Write every line out verbatim and omit the pictures.

Saved entries:
= = = =
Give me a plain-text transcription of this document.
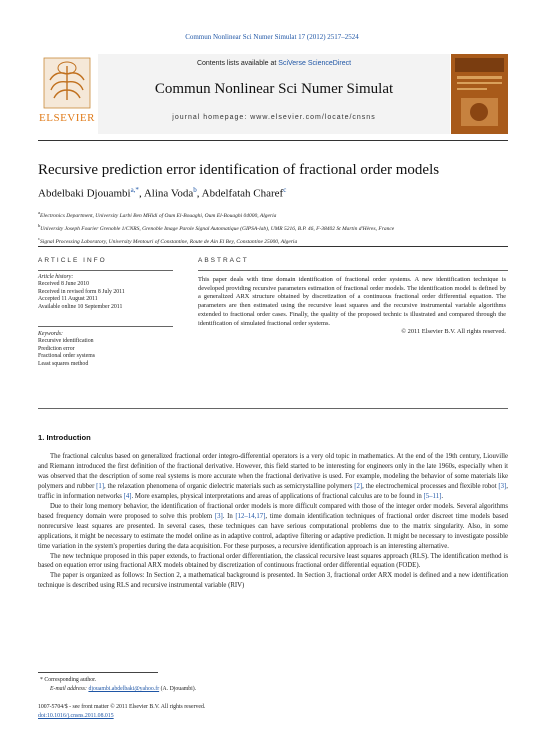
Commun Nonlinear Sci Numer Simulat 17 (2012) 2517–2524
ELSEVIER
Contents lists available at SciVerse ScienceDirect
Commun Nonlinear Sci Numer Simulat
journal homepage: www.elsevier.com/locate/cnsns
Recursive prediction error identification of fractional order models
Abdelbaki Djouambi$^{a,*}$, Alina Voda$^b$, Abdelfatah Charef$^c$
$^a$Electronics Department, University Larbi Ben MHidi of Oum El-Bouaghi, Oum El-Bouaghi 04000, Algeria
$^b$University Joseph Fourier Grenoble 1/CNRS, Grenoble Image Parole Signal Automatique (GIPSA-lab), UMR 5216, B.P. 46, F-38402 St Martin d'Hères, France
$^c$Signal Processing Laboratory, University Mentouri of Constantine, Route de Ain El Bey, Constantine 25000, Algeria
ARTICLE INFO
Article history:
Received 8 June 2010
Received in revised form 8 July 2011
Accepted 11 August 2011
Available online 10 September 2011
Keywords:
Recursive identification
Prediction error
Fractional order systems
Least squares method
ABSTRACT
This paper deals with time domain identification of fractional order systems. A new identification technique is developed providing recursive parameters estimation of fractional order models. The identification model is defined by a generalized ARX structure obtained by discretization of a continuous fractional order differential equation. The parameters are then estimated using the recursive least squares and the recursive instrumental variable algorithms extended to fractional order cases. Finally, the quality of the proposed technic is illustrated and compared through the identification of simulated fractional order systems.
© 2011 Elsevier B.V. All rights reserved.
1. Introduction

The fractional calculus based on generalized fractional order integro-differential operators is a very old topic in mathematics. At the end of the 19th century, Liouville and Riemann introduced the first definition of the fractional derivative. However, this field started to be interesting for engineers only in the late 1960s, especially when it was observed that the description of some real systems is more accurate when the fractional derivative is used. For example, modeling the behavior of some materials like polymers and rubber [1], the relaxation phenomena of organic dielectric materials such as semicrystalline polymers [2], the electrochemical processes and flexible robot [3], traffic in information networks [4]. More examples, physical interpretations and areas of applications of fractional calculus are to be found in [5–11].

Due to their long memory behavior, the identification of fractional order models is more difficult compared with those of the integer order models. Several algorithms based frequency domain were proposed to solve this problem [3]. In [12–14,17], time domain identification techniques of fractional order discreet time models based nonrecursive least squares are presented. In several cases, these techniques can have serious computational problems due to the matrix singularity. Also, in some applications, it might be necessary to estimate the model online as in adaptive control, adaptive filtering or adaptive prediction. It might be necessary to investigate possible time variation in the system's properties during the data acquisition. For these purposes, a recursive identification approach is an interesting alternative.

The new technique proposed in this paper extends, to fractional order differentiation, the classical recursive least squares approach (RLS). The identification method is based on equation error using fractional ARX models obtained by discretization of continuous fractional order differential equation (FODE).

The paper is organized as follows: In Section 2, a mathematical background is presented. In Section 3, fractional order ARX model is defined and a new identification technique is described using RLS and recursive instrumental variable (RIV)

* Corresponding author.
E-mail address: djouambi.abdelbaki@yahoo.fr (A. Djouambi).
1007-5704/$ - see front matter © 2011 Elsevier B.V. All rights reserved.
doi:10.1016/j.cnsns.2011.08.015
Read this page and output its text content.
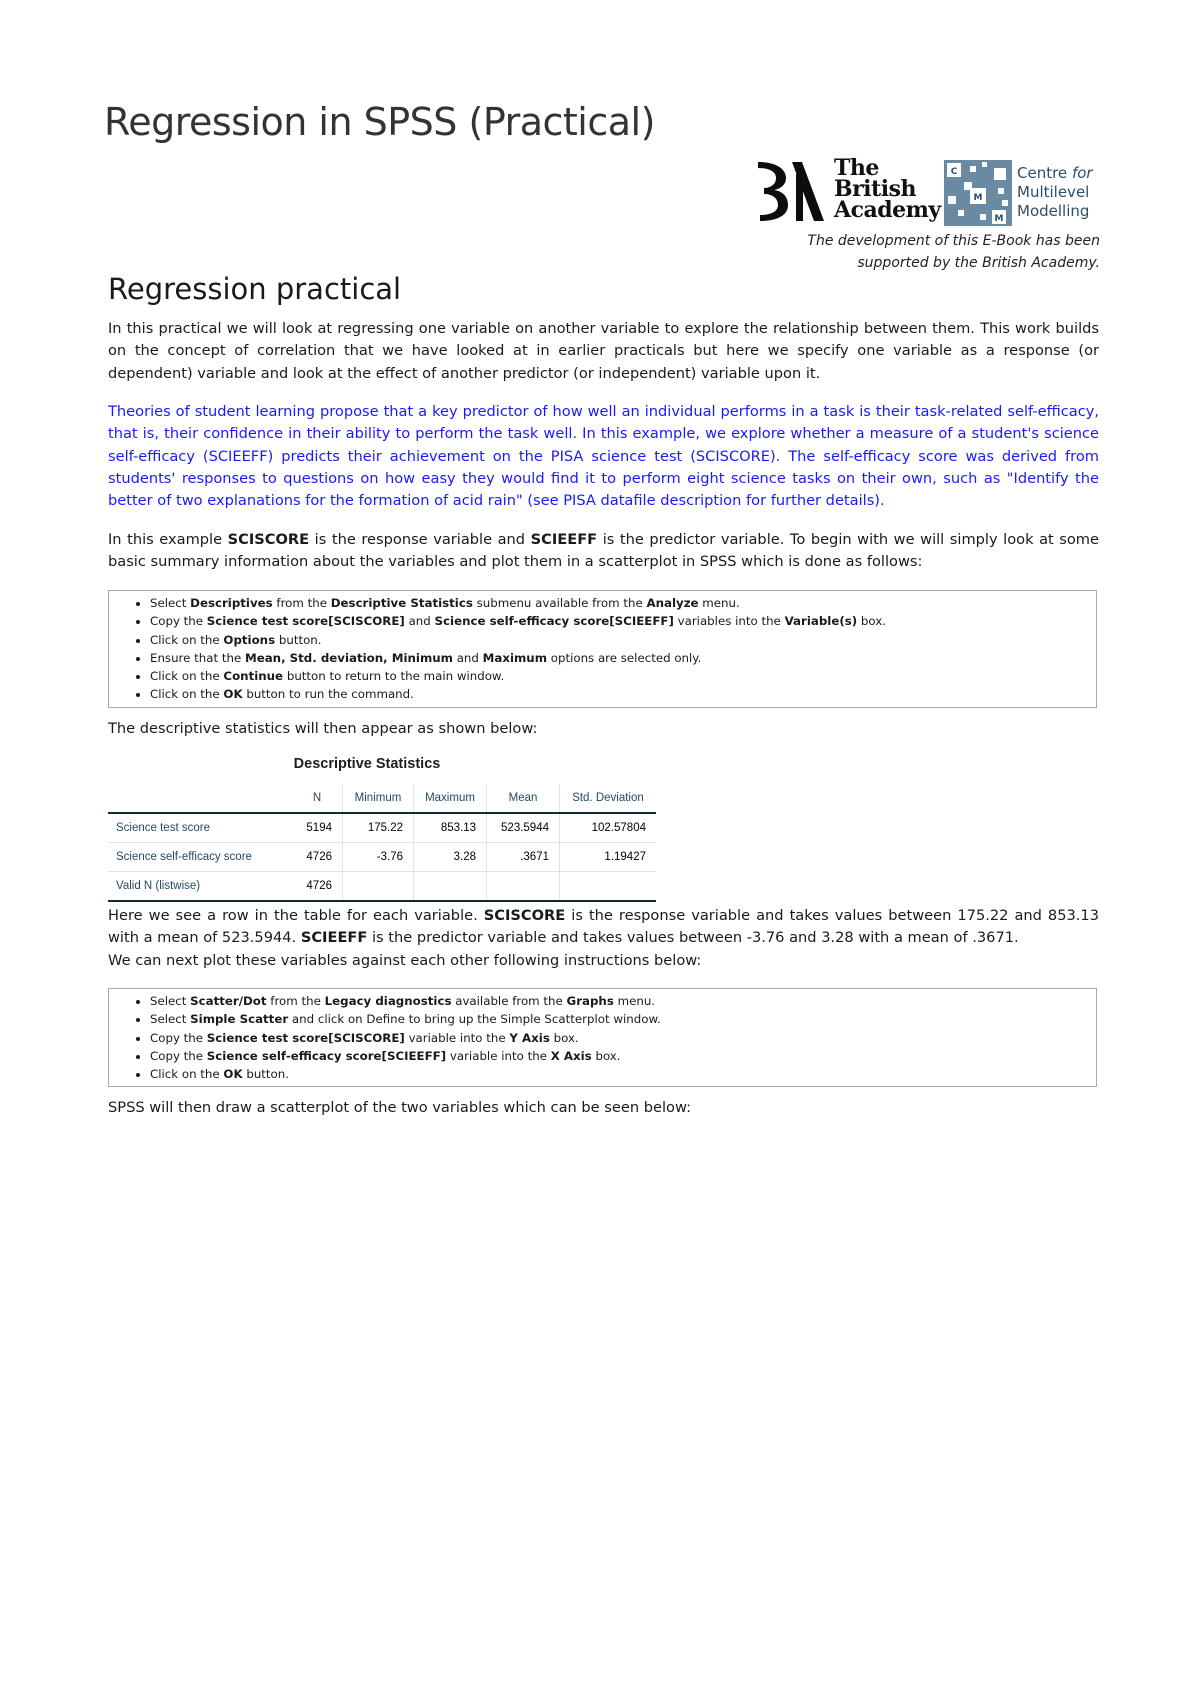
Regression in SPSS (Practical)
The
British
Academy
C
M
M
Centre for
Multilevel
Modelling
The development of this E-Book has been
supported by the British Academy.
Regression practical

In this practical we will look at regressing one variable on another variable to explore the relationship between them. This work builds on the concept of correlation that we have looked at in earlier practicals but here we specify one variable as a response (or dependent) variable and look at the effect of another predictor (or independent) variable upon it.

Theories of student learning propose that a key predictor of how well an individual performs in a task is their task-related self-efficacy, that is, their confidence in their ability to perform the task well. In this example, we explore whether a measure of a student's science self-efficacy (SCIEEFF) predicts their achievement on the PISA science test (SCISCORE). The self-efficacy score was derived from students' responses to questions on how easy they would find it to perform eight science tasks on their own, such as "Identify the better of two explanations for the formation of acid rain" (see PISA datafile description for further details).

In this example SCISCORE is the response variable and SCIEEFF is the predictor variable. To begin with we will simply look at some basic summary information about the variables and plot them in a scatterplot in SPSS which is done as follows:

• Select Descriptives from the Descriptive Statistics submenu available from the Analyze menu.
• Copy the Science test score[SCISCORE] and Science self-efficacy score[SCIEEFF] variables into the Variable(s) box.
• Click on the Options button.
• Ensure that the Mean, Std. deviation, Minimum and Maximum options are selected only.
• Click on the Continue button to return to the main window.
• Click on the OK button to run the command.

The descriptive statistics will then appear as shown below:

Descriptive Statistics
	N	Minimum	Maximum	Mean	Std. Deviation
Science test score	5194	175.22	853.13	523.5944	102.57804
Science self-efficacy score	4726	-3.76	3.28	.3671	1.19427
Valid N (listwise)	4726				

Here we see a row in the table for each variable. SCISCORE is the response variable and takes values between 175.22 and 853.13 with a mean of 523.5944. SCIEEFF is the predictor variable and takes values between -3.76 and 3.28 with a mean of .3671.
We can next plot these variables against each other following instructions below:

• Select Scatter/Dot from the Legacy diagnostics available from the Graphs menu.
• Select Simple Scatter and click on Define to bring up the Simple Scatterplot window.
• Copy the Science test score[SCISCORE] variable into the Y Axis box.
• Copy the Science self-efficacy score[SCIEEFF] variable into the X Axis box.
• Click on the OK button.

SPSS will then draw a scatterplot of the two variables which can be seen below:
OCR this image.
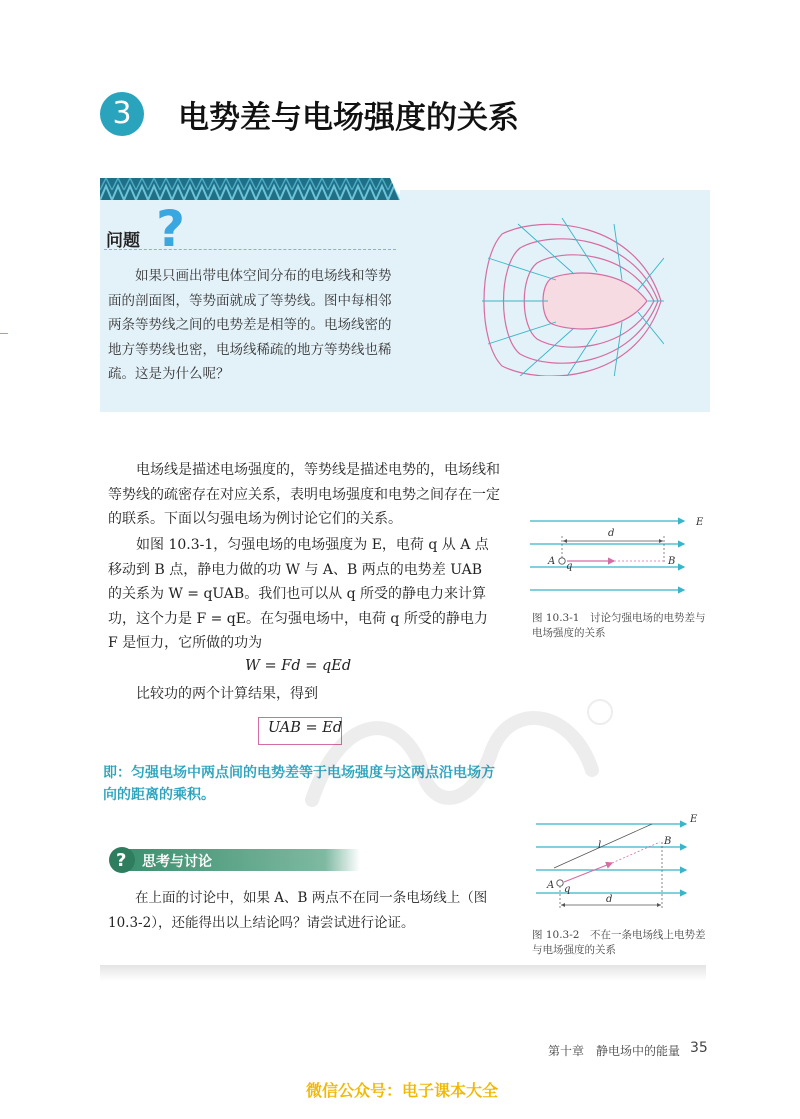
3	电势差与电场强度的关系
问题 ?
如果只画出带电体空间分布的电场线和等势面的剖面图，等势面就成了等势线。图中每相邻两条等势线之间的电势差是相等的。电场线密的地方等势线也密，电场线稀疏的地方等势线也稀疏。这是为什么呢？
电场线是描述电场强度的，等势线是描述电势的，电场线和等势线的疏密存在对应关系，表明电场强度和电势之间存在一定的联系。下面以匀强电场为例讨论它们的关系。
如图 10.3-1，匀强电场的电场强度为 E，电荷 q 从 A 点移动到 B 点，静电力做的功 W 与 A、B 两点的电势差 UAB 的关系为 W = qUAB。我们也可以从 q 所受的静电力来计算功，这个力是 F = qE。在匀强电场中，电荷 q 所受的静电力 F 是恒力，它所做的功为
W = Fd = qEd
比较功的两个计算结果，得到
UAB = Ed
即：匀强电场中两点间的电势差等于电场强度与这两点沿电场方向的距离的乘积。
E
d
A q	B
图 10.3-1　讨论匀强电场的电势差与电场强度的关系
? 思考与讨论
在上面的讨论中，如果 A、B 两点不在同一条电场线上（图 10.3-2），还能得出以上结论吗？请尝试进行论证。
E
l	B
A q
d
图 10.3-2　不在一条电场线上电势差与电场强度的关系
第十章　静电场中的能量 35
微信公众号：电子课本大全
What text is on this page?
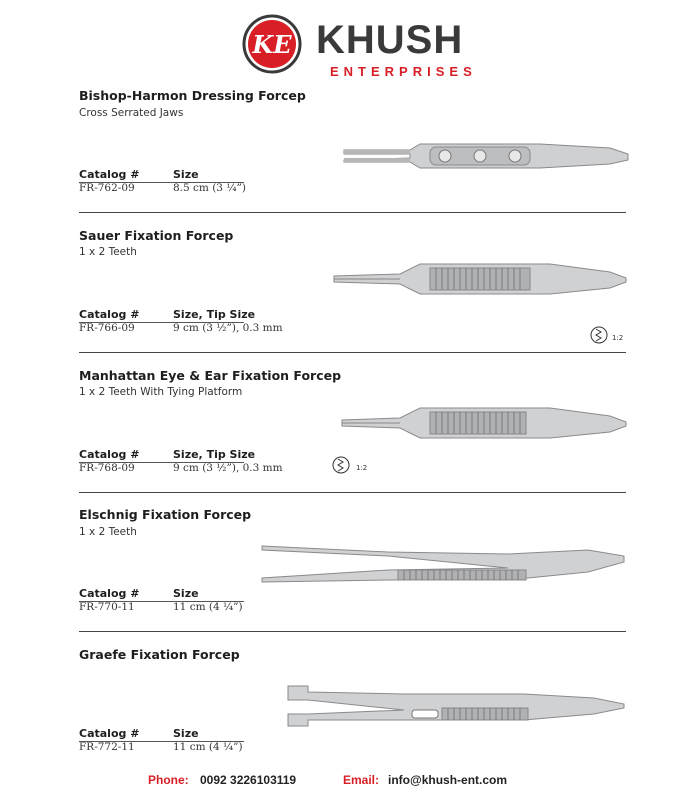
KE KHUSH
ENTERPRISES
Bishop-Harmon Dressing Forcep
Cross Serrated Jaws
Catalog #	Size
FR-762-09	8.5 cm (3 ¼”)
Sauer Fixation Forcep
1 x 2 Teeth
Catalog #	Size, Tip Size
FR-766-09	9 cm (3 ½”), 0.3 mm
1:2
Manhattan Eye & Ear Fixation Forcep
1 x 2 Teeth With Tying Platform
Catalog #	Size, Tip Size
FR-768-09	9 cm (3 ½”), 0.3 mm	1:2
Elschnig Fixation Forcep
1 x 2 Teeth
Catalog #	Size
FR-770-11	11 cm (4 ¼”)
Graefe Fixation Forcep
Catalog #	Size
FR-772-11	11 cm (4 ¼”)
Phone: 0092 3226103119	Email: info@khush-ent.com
= = = =
◆ ANSWER IN FULL:
Give me a plain-text transcription of this document.
Commun Nonlinear Sci Numer Simulat 17 (2012) 2517–2524
ELSEVIER
Contents lists available at SciVerse ScienceDirect
Commun Nonlinear Sci Numer Simulat
journal homepage: www.elsevier.com/locate/cnsns
Recursive prediction error identification of fractional order models
Abdelbaki Djouambi$^{a,*}$, Alina Voda$^b$, Abdelfatah Charef$^c$
$^a$Electronics Department, University Larbi Ben MHidi of Oum El-Bouaghi, Oum El-Bouaghi 04000, Algeria
$^b$University Joseph Fourier Grenoble 1/CNRS, Grenoble Image Parole Signal Automatique (GIPSA-lab), UMR 5216, B.P. 46, F-38402 St Martin d'Hères, France
$^c$Signal Processing Laboratory, University Mentouri of Constantine, Route de Ain El Bey, Constantine 25000, Algeria
ARTICLE INFO
Article history:
Received 8 June 2010
Received in revised form 8 July 2011
Accepted 11 August 2011
Available online 10 September 2011
Keywords:
Recursive identification
Prediction error
Fractional order systems
Least squares method
ABSTRACT
This paper deals with time domain identification of fractional order systems. A new identification technique is developed providing recursive parameters estimation of fractional order models. The identification model is defined by a generalized ARX structure obtained by discretization of a continuous fractional order differential equation. The parameters are then estimated using the recursive least squares and the recursive instrumental variable algorithms extended to fractional order cases. Finally, the quality of the proposed technic is illustrated and compared through the identification of simulated fractional order systems.
© 2011 Elsevier B.V. All rights reserved.
1. Introduction

The fractional calculus based on generalized fractional order integro-differential operators is a very old topic in mathematics. At the end of the 19th century, Liouville and Riemann introduced the first definition of the fractional derivative. However, this field started to be interesting for engineers only in the late 1960s, especially when it was observed that the description of some real systems is more accurate when the fractional derivative is used. For example, modeling the behavior of some materials like polymers and rubber [1], the relaxation phenomena of organic dielectric materials such as semicrystalline polymers [2], the electrochemical processes and flexible robot [3], traffic in information networks [4]. More examples, physical interpretations and areas of applications of fractional calculus are to be found in [5–11].

Due to their long memory behavior, the identification of fractional order models is more difficult compared with those of the integer order models. Several algorithms based frequency domain were proposed to solve this problem [3]. In [12–14,17], time domain identification techniques of fractional order discreet time models based nonrecursive least squares are presented. In several cases, these techniques can have serious computational problems due to the matrix singularity. Also, in some applications, it might be necessary to estimate the model online as in adaptive control, adaptive filtering or adaptive prediction. It might be necessary to investigate possible time variation in the system's properties during the data acquisition. For these purposes, a recursive identification approach is an interesting alternative.

The new technique proposed in this paper extends, to fractional order differentiation, the classical recursive least squares approach (RLS). The identification method is based on equation error using fractional ARX models obtained by discretization of continuous fractional order differential equation (FODE).

The paper is organized as follows: In Section 2, a mathematical background is presented. In Section 3, fractional order ARX model is defined and a new identification technique is described using RLS and recursive instrumental variable (RIV)

* Corresponding author.
E-mail address: djouambi.abdelbaki@yahoo.fr (A. Djouambi).
1007-5704/$ - see front matter © 2011 Elsevier B.V. All rights reserved.
doi:10.1016/j.cnsns.2011.08.015
Read this page and output its text content.
Regression in SPSS (Practical)
The
British
Academy
C
M
M
Centre for
Multilevel
Modelling
The development of this E-Book has been
supported by the British Academy.
Regression practical

In this practical we will look at regressing one variable on another variable to explore the relationship between them. This work builds on the concept of correlation that we have looked at in earlier practicals but here we specify one variable as a response (or dependent) variable and look at the effect of another predictor (or independent) variable upon it.

Theories of student learning propose that a key predictor of how well an individual performs in a task is their task-related self-efficacy, that is, their confidence in their ability to perform the task well. In this example, we explore whether a measure of a student's science self-efficacy (SCIEEFF) predicts their achievement on the PISA science test (SCISCORE). The self-efficacy score was derived from students' responses to questions on how easy they would find it to perform eight science tasks on their own, such as "Identify the better of two explanations for the formation of acid rain" (see PISA datafile description for further details).

In this example SCISCORE is the response variable and SCIEEFF is the predictor variable. To begin with we will simply look at some basic summary information about the variables and plot them in a scatterplot in SPSS which is done as follows:

• Select Descriptives from the Descriptive Statistics submenu available from the Analyze menu.
• Copy the Science test score[SCISCORE] and Science self-efficacy score[SCIEEFF] variables into the Variable(s) box.
• Click on the Options button.
• Ensure that the Mean, Std. deviation, Minimum and Maximum options are selected only.
• Click on the Continue button to return to the main window.
• Click on the OK button to run the command.

The descriptive statistics will then appear as shown below:

Descriptive Statistics
	N	Minimum	Maximum	Mean	Std. Deviation
Science test score	5194	175.22	853.13	523.5944	102.57804
Science self-efficacy score	4726	-3.76	3.28	.3671	1.19427
Valid N (listwise)	4726				

Here we see a row in the table for each variable. SCISCORE is the response variable and takes values between 175.22 and 853.13 with a mean of 523.5944. SCIEEFF is the predictor variable and takes values between -3.76 and 3.28 with a mean of .3671.
We can next plot these variables against each other following instructions below:

• Select Scatter/Dot from the Legacy diagnostics available from the Graphs menu.
• Select Simple Scatter and click on Define to bring up the Simple Scatterplot window.
• Copy the Science test score[SCISCORE] variable into the Y Axis box.
• Copy the Science self-efficacy score[SCIEEFF] variable into the X Axis box.
• Click on the OK button.

SPSS will then draw a scatterplot of the two variables which can be seen below:
OCR this image.
3	电势差与电场强度的关系
问题 ?
如果只画出带电体空间分布的电场线和等势面的剖面图，等势面就成了等势线。图中每相邻两条等势线之间的电势差是相等的。电场线密的地方等势线也密，电场线稀疏的地方等势线也稀疏。这是为什么呢？
电场线是描述电场强度的，等势线是描述电势的，电场线和等势线的疏密存在对应关系，表明电场强度和电势之间存在一定的联系。下面以匀强电场为例讨论它们的关系。
如图 10.3-1，匀强电场的电场强度为 E，电荷 q 从 A 点移动到 B 点，静电力做的功 W 与 A、B 两点的电势差 UAB 的关系为 W = qUAB。我们也可以从 q 所受的静电力来计算功，这个力是 F = qE。在匀强电场中，电荷 q 所受的静电力 F 是恒力，它所做的功为
W = Fd = qEd
比较功的两个计算结果，得到
UAB = Ed
即：匀强电场中两点间的电势差等于电场强度与这两点沿电场方向的距离的乘积。
E
d
A q	B
图 10.3-1　讨论匀强电场的电势差与电场强度的关系
? 思考与讨论
在上面的讨论中，如果 A、B 两点不在同一条电场线上（图 10.3-2），还能得出以上结论吗？请尝试进行论证。
E
l	B
A q
d
图 10.3-2　不在一条电场线上电势差与电场强度的关系
第十章　静电场中的能量 35
微信公众号：电子课本大全
What text is on this page?
KE KHUSH
ENTERPRISES
Bishop-Harmon Dressing Forcep
Cross Serrated Jaws
Catalog #	Size
FR-762-09	8.5 cm (3 ¼”)
Sauer Fixation Forcep
1 x 2 Teeth
Catalog #	Size, Tip Size
FR-766-09	9 cm (3 ½”), 0.3 mm
1:2
Manhattan Eye & Ear Fixation Forcep
1 x 2 Teeth With Tying Platform
Catalog #	Size, Tip Size
FR-768-09	9 cm (3 ½”), 0.3 mm	1:2
Elschnig Fixation Forcep
1 x 2 Teeth
Catalog #	Size
FR-770-11	11 cm (4 ¼”)
Graefe Fixation Forcep
Catalog #	Size
FR-772-11	11 cm (4 ¼”)
Phone: 0092 3226103119	Email: info@khush-ent.com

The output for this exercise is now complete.